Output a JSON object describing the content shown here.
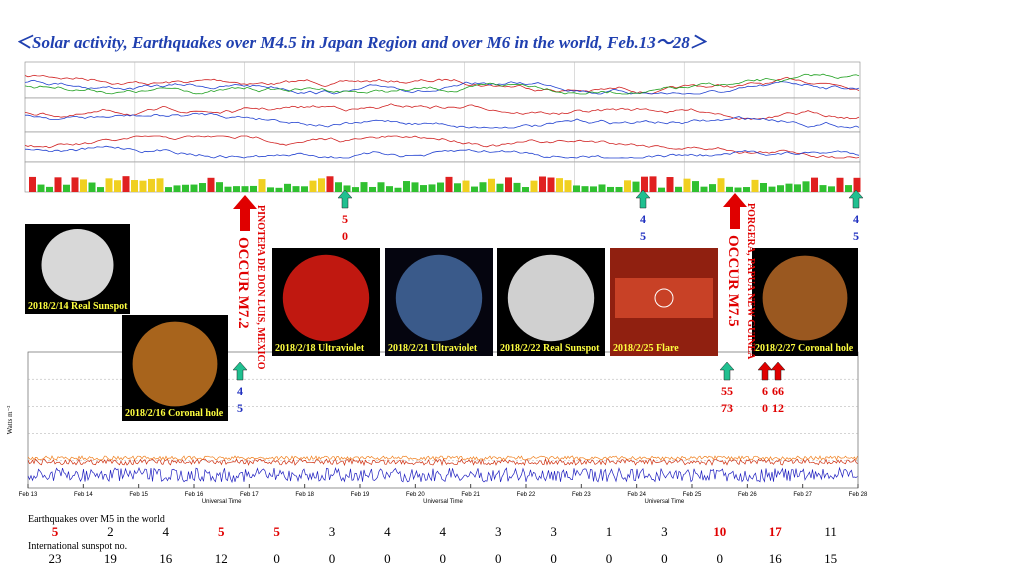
{
  "title": "＜Solar activity, Earthquakes over M4.5 in Japan Region and over M6 in the world, Feb.13～28＞",
  "images": [
    {
      "caption": "2018/2/14 Real Sunspot"
    },
    {
      "caption": "2018/2/16 Coronal hole"
    },
    {
      "caption": "2018/2/18 Ultraviolet"
    },
    {
      "caption": "2018/2/21 Ultraviolet"
    },
    {
      "caption": "2018/2/22 Real Sunspot"
    },
    {
      "caption": "2018/2/25 Flare"
    },
    {
      "caption": "2018/2/27 Coronal hole"
    }
  ],
  "events": [
    {
      "place": "PINOTEPA DE DON LUIS, MEXICO",
      "magnitude": "OCCUR M7.2"
    },
    {
      "place": "PORGERA, PAPUA NEW GUINEA",
      "magnitude": "OCCUR M7.5"
    }
  ],
  "japan_quakes": [
    {
      "lines": [
        "5",
        "0"
      ],
      "color": "#e00000"
    },
    {
      "lines": [
        "4",
        "5"
      ],
      "color": "#2030c0"
    },
    {
      "lines": [
        "4",
        "5"
      ],
      "color": "#2030c0"
    },
    {
      "lines": [
        "4",
        "5"
      ],
      "color": "#2030c0"
    },
    {
      "lines": [
        "55",
        "73"
      ],
      "color": "#e00000"
    },
    {
      "lines": [
        "6",
        "0"
      ],
      "color": "#e00000"
    },
    {
      "lines": [
        "66",
        "12"
      ],
      "color": "#e00000"
    }
  ],
  "xray_chart": {
    "y_label": "Watts m⁻²",
    "time_label": "Universal Time",
    "dates": [
      "Feb 13",
      "Feb 14",
      "Feb 15",
      "Feb 16",
      "Feb 17",
      "Feb 18",
      "Feb 19",
      "Feb 20",
      "Feb 21",
      "Feb 22",
      "Feb 23",
      "Feb 24",
      "Feb 25",
      "Feb 26",
      "Feb 27",
      "Feb 28"
    ]
  },
  "table": {
    "rows": [
      {
        "label": "Earthquakes over M5 in the world",
        "values": [
          5,
          2,
          4,
          5,
          5,
          3,
          4,
          4,
          3,
          3,
          1,
          3,
          10,
          17,
          11
        ],
        "colors": [
          "#e00000",
          "#000",
          "#000",
          "#e00000",
          "#e00000",
          "#000",
          "#000",
          "#000",
          "#000",
          "#000",
          "#000",
          "#000",
          "#e00000",
          "#e00000",
          "#000"
        ]
      },
      {
        "label": "International sunspot no.",
        "values": [
          23,
          19,
          16,
          12,
          0,
          0,
          0,
          0,
          0,
          0,
          0,
          0,
          0,
          16,
          15
        ],
        "colors": [
          "#000",
          "#000",
          "#000",
          "#000",
          "#000",
          "#000",
          "#000",
          "#000",
          "#000",
          "#000",
          "#000",
          "#000",
          "#000",
          "#000",
          "#000"
        ]
      }
    ]
  }
}
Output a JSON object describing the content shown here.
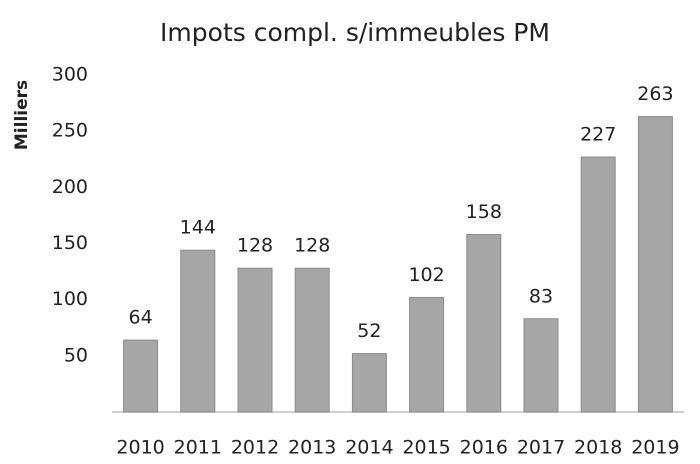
{
  "chart_data": {
    "type": "bar",
    "title": "Impots compl. s/immeubles PM",
    "y_label": "Milliers",
    "categories": [
      "2010",
      "2011",
      "2012",
      "2013",
      "2014",
      "2015",
      "2016",
      "2017",
      "2018",
      "2019"
    ],
    "values": [
      64,
      144,
      128,
      128,
      52,
      102,
      158,
      83,
      227,
      263
    ],
    "color": "#a6a6a6",
    "ylim": [
      0,
      300
    ],
    "yticks": [
      50,
      100,
      150,
      200,
      250,
      300
    ],
    "grid": false
  }
}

* [Exercise]
Isolate the lines above that contain the word "hole" and copy them.

* [Result]
      "caption": "2018/2/16 Coronal hole"
      "caption": "2018/2/27 Coronal hole"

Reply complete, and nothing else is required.